(Source records)
########################################

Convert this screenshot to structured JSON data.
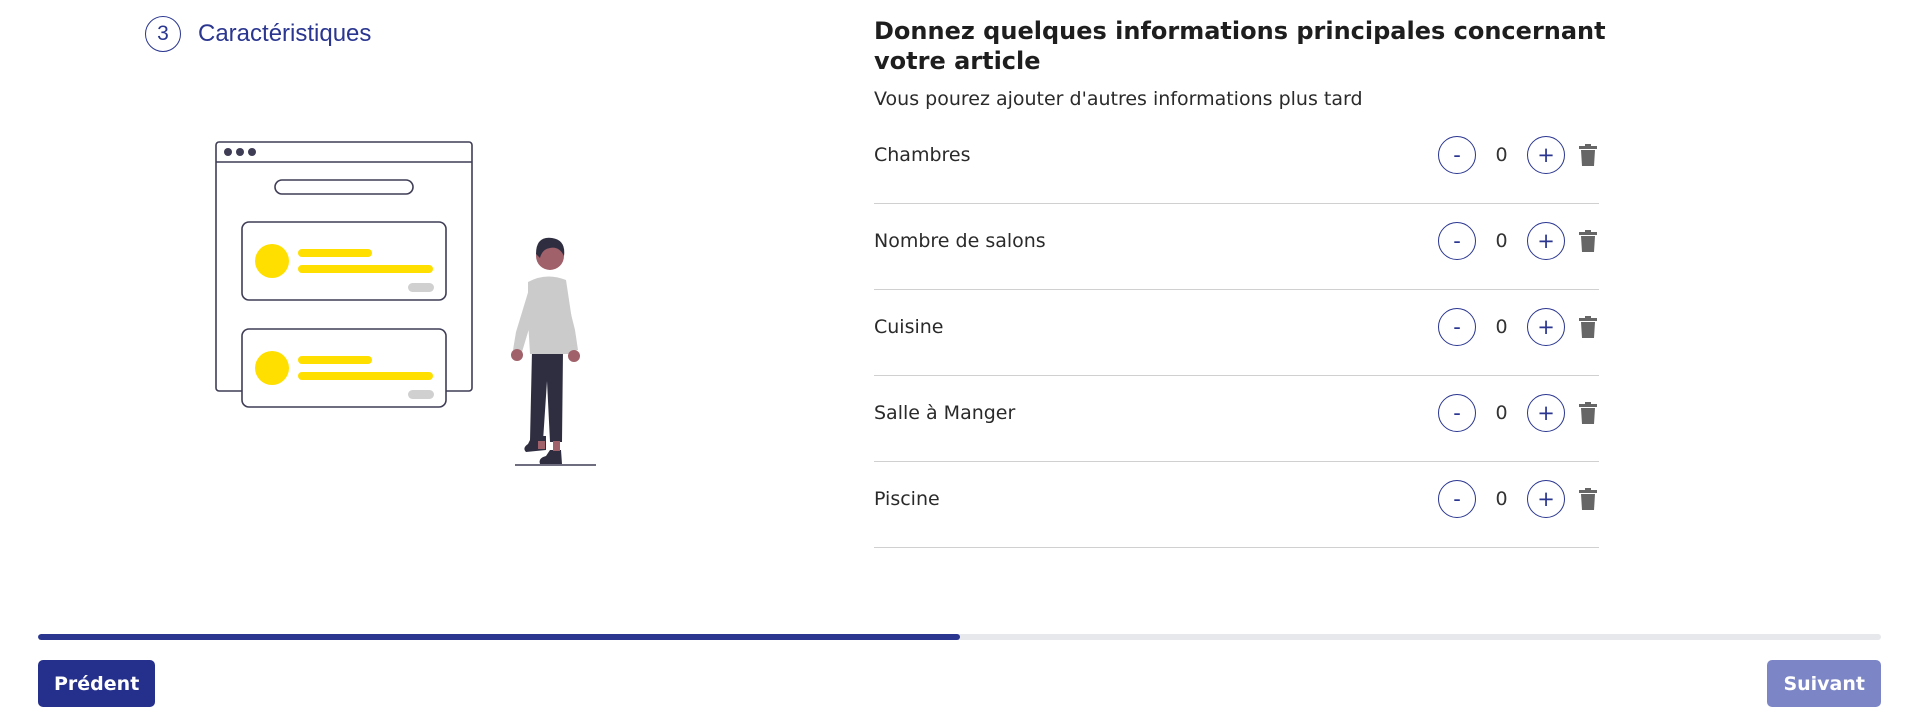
{
  "step": {
    "number": "3",
    "label": "Caractéristiques"
  },
  "form": {
    "title": "Donnez quelques informations principales concernant votre article",
    "subtitle": "Vous pourez ajouter d'autres informations plus tard",
    "rows": [
      {
        "label": "Chambres",
        "value": "0"
      },
      {
        "label": "Nombre de salons",
        "value": "0"
      },
      {
        "label": "Cuisine",
        "value": "0"
      },
      {
        "label": "Salle à Manger",
        "value": "0"
      },
      {
        "label": "Piscine",
        "value": "0"
      }
    ],
    "minus_symbol": "-",
    "plus_symbol": "+",
    "icons": {
      "delete": "trash-icon"
    }
  },
  "progress": {
    "fraction": 0.5
  },
  "footer": {
    "prev_label": "Prédent",
    "next_label": "Suivant"
  },
  "colors": {
    "primary": "#2a3690",
    "primary_dark": "#252f8c",
    "next_disabled": "#7c86c6",
    "accent_yellow": "#ffdf00",
    "trash": "#666666"
  }
}
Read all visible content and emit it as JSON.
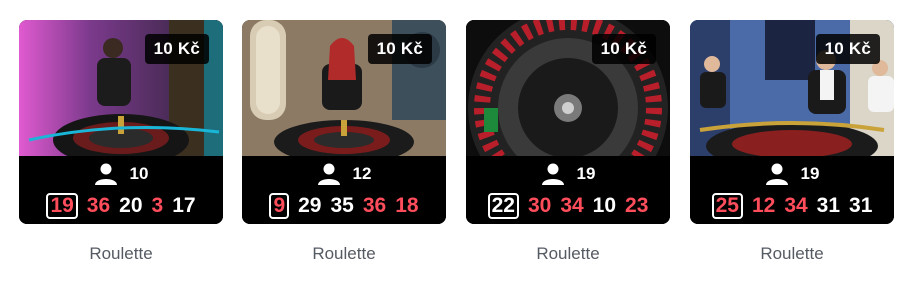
{
  "tiles": [
    {
      "bet": "10 Kč",
      "players": "10",
      "title": "Roulette",
      "results": [
        {
          "n": "19",
          "color": "red"
        },
        {
          "n": "36",
          "color": "red"
        },
        {
          "n": "20",
          "color": "black"
        },
        {
          "n": "3",
          "color": "red"
        },
        {
          "n": "17",
          "color": "black"
        }
      ]
    },
    {
      "bet": "10 Kč",
      "players": "12",
      "title": "Roulette",
      "results": [
        {
          "n": "9",
          "color": "red"
        },
        {
          "n": "29",
          "color": "black"
        },
        {
          "n": "35",
          "color": "black"
        },
        {
          "n": "36",
          "color": "red"
        },
        {
          "n": "18",
          "color": "red"
        }
      ]
    },
    {
      "bet": "10 Kč",
      "players": "19",
      "title": "Roulette",
      "results": [
        {
          "n": "22",
          "color": "black"
        },
        {
          "n": "30",
          "color": "red"
        },
        {
          "n": "34",
          "color": "red"
        },
        {
          "n": "10",
          "color": "black"
        },
        {
          "n": "23",
          "color": "red"
        }
      ]
    },
    {
      "bet": "10 Kč",
      "players": "19",
      "title": "Roulette",
      "results": [
        {
          "n": "25",
          "color": "red"
        },
        {
          "n": "12",
          "color": "red"
        },
        {
          "n": "34",
          "color": "red"
        },
        {
          "n": "31",
          "color": "black"
        },
        {
          "n": "31",
          "color": "black"
        }
      ]
    }
  ],
  "colors": {
    "red": "#ff4d5c",
    "black": "#ffffff",
    "bar_bg": "#000000",
    "title": "#555a63"
  },
  "icons": {
    "players": "user-icon"
  }
}
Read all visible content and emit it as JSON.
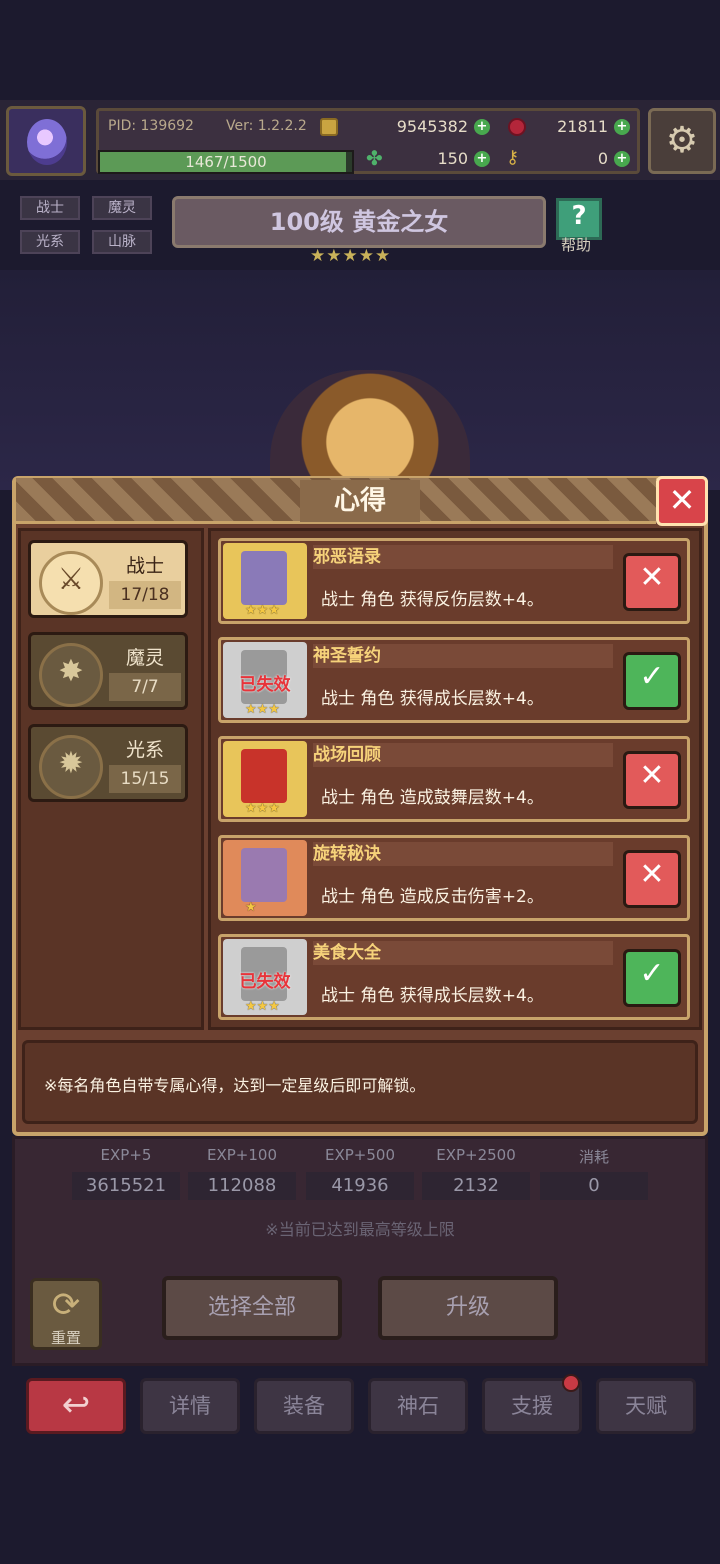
{
  "hud": {
    "pid": "PID: 139692",
    "version": "Ver: 1.2.2.2",
    "gold": "9545382",
    "gems": "21811",
    "xp": "1467/1500",
    "xp_progress": 0.978,
    "clover": "150",
    "keys": "0"
  },
  "tags": [
    "战士",
    "魔灵",
    "光系",
    "山脉"
  ],
  "hero": {
    "title": "100级  黄金之女",
    "stars": "★★★★★"
  },
  "help_label": "帮助",
  "modal": {
    "title": "心得",
    "categories": [
      {
        "name": "战士",
        "count": "17/18",
        "active": true,
        "icon": "sword-icon"
      },
      {
        "name": "魔灵",
        "count": "7/7",
        "active": false,
        "icon": "star-badge-icon"
      },
      {
        "name": "光系",
        "count": "15/15",
        "active": false,
        "icon": "sun-gear-icon"
      }
    ],
    "items": [
      {
        "name": "邪恶语录",
        "desc": "战士 角色 获得反伤层数+4。",
        "stars": "★★★",
        "lost": "",
        "enabled": false,
        "theme": "purple"
      },
      {
        "name": "神圣誓约",
        "desc": "战士 角色 获得成长层数+4。",
        "stars": "★★★",
        "lost": "已失效",
        "enabled": true,
        "theme": "grey"
      },
      {
        "name": "战场回顾",
        "desc": "战士 角色 造成鼓舞层数+4。",
        "stars": "★★★",
        "lost": "",
        "enabled": false,
        "theme": "gold"
      },
      {
        "name": "旋转秘诀",
        "desc": "战士 角色 造成反击伤害+2。",
        "stars": "★",
        "lost": "",
        "enabled": false,
        "theme": "orange"
      },
      {
        "name": "美食大全",
        "desc": "战士 角色 获得成长层数+4。",
        "stars": "★★★",
        "lost": "已失效",
        "enabled": true,
        "theme": "grey"
      }
    ],
    "note": "※每名角色自带专属心得，达到一定星级后即可解锁。"
  },
  "exp": {
    "labels": [
      "EXP+5",
      "EXP+100",
      "EXP+500",
      "EXP+2500",
      "消耗"
    ],
    "values": [
      "3615521",
      "112088",
      "41936",
      "2132",
      "0"
    ],
    "max_note": "※当前已达到最高等级上限"
  },
  "actions": {
    "reset": "重置",
    "select_all": "选择全部",
    "upgrade": "升级"
  },
  "tabs": [
    "详情",
    "装备",
    "神石",
    "支援",
    "天赋"
  ],
  "colors": {
    "accent": "#c8a36a",
    "enabled": "#4eb55a",
    "disabled": "#e25a5a",
    "lost": "#e8343a"
  }
}
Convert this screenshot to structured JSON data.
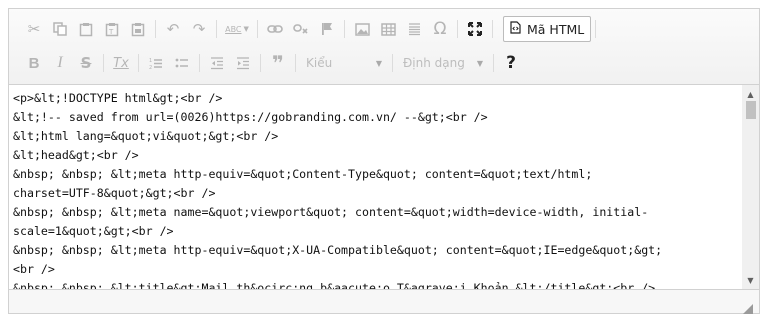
{
  "toolbar": {
    "row1": [
      {
        "icon": "cut-icon",
        "glyph": "✂"
      },
      {
        "icon": "copy-icon",
        "glyph": "⎘"
      },
      {
        "icon": "paste-icon",
        "glyph": "📋"
      },
      {
        "icon": "paste-text-icon",
        "glyph": "📋"
      },
      {
        "icon": "paste-word-icon",
        "glyph": "📋"
      },
      {
        "icon": "undo-icon",
        "glyph": "↶"
      },
      {
        "icon": "redo-icon",
        "glyph": "↷"
      },
      {
        "icon": "spellcheck-icon",
        "glyph": "ABC"
      },
      {
        "icon": "link-icon",
        "glyph": "🔗"
      },
      {
        "icon": "unlink-icon",
        "glyph": "⛓"
      },
      {
        "icon": "anchor-flag-icon",
        "glyph": "⚑"
      },
      {
        "icon": "image-icon",
        "glyph": "🖼"
      },
      {
        "icon": "table-icon",
        "glyph": "▦"
      },
      {
        "icon": "horizontal-line-icon",
        "glyph": "☰"
      },
      {
        "icon": "special-char-icon",
        "glyph": "Ω"
      },
      {
        "icon": "maximize-icon",
        "glyph": "⛶"
      }
    ],
    "source_label": "Mã HTML",
    "row2": [
      {
        "icon": "bold-icon",
        "glyph": "B"
      },
      {
        "icon": "italic-icon",
        "glyph": "I"
      },
      {
        "icon": "strike-icon",
        "glyph": "S"
      },
      {
        "icon": "remove-format-icon",
        "glyph": "Tx"
      },
      {
        "icon": "numbered-list-icon",
        "glyph": "1≡"
      },
      {
        "icon": "bulleted-list-icon",
        "glyph": "•≡"
      },
      {
        "icon": "outdent-icon",
        "glyph": "⇤"
      },
      {
        "icon": "indent-icon",
        "glyph": "⇥"
      },
      {
        "icon": "blockquote-icon",
        "glyph": "❞"
      }
    ],
    "style_combo": "Kiểu",
    "format_combo": "Định dạng",
    "help_glyph": "?"
  },
  "source_lines": [
    "<p>&lt;!DOCTYPE html&gt;<br />",
    "&lt;!-- saved from url=(0026)https://gobranding.com.vn/ --&gt;<br />",
    "&lt;html lang=&quot;vi&quot;&gt;<br />",
    "&lt;head&gt;<br />",
    "&nbsp; &nbsp; &lt;meta http-equiv=&quot;Content-Type&quot; content=&quot;text/html;",
    "charset=UTF-8&quot;&gt;<br />",
    "&nbsp; &nbsp; &lt;meta name=&quot;viewport&quot; content=&quot;width=device-width, initial-",
    "scale=1&quot;&gt;<br />",
    "&nbsp; &nbsp; &lt;meta http-equiv=&quot;X-UA-Compatible&quot; content=&quot;IE=edge&quot;&gt;",
    "<br />",
    "&nbsp; &nbsp; &lt;title&gt;Mail th&ocirc;ng b&aacute;o T&agrave;i Khoản &lt;/title&gt;<br />"
  ]
}
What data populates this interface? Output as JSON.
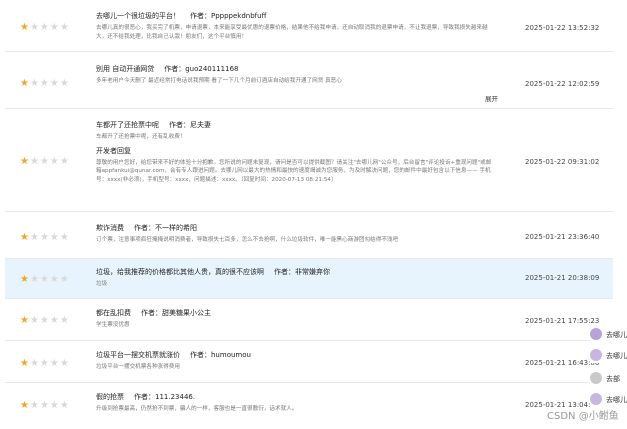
{
  "rows": [
    {
      "title": "去哪儿一个很垃圾的平台！",
      "author": "作者：Pppppekdnbfuff",
      "body": "去哪儿真的很恶心，我买完了机票，申请退票，本来能享受最优惠的退票价格，结果他不给我申请，还自动取消我的退票申请，不让我退票，导致我损失越来越大，还不给我处理，比我自己认栽！朋友们，这个平台慎用！",
      "time": "2025-01-22 13:52:32",
      "rating": 1
    },
    {
      "title": "别用 自动开通网贷",
      "author": "作者：guo240111168",
      "body": "多年老用户今天删了 最近经常打电话说我预期 看了一下几个月前订酒店自动给我开通了网贷 真恶心",
      "expand": "展开",
      "time": "2025-01-22 12:02:59",
      "rating": 1
    },
    {
      "title": "车都开了还抢票中呢",
      "author": "作者：尼夫妻",
      "body": "车都开了还抢票中呢，还有乱收费！",
      "reply_heading": "开发者回复",
      "reply": "尊敬的用户您好，给您带来不好的体验十分抱歉。您所说的问题未复现，请问是否可以提供截图？请关注\"去哪儿网\"公众号，后台留言\"评论投诉+重现问题\"或邮箱appfankui@qunar.com，会有专人跟进问题。去哪儿网以最大的热情和最快的速度竭诚为您服务，为及时解决问题，您的邮件中最好包含以下信息—— 手机号：xxxx(非必须)，手机型号：xxxx，问题描述：xxxx。（回复时间：2020-07-13 08:21:54）",
      "time": "2025-01-22 09:31:02",
      "rating": 1
    },
    {
      "title": "欺诈消费",
      "author": "作者：不一样的希阳",
      "body": "订个票，注意事项疯狂掩掩说明消费者，导致损失七百多，怎么不去抢啊，什么垃圾软件，唯一能黑心商游团勾结得不浅吧",
      "time": "2025-01-21 23:36:40",
      "rating": 1
    },
    {
      "title": "垃圾，给我推荐的价格都比其他人贵，真的很不应该啊",
      "author": "作者：非常嫌弃你",
      "body": "垃圾",
      "time": "2025-01-21 20:38:09",
      "rating": 1
    },
    {
      "title": "都在乱扣费",
      "author": "作者：甜美糖果小公主",
      "body": "学生票没优惠",
      "time": "2025-01-21 17:55:23",
      "rating": 1
    },
    {
      "title": "垃圾平台一摆交机票就涨价",
      "author": "作者：humoumou",
      "body": "垃圾平台一摆交机票各种涨得费用",
      "time": "2025-01-21 16:43:06",
      "rating": 1
    },
    {
      "title": "假的抢票",
      "author": "作者：111.23446.",
      "body": "升级到抢票最高，仍然抢不到票，骗人的一样，客服也是一直很敷衍，话术就人。",
      "time": "2025-01-21 13:04:16",
      "rating": 1
    }
  ],
  "side_items": [
    "去哪儿",
    "去哪儿",
    "去部",
    "去哪儿"
  ],
  "watermark": "CSDN @小鲋鱼"
}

########################################

Pull out each line containing the word "content" and copy it.

Read all visible content and emit it as JSON.
Read all visible content and emit it as JSON.
    "&nbsp; &nbsp; &lt;meta http-equiv=&quot;Content-Type&quot; content=&quot;text/html;",
    "&nbsp; &nbsp; &lt;meta name=&quot;viewport&quot; content=&quot;width=device-width, initial-",
    "&nbsp; &nbsp; &lt;meta http-equiv=&quot;X-UA-Compatible&quot; content=&quot;IE=edge&quot;&gt;",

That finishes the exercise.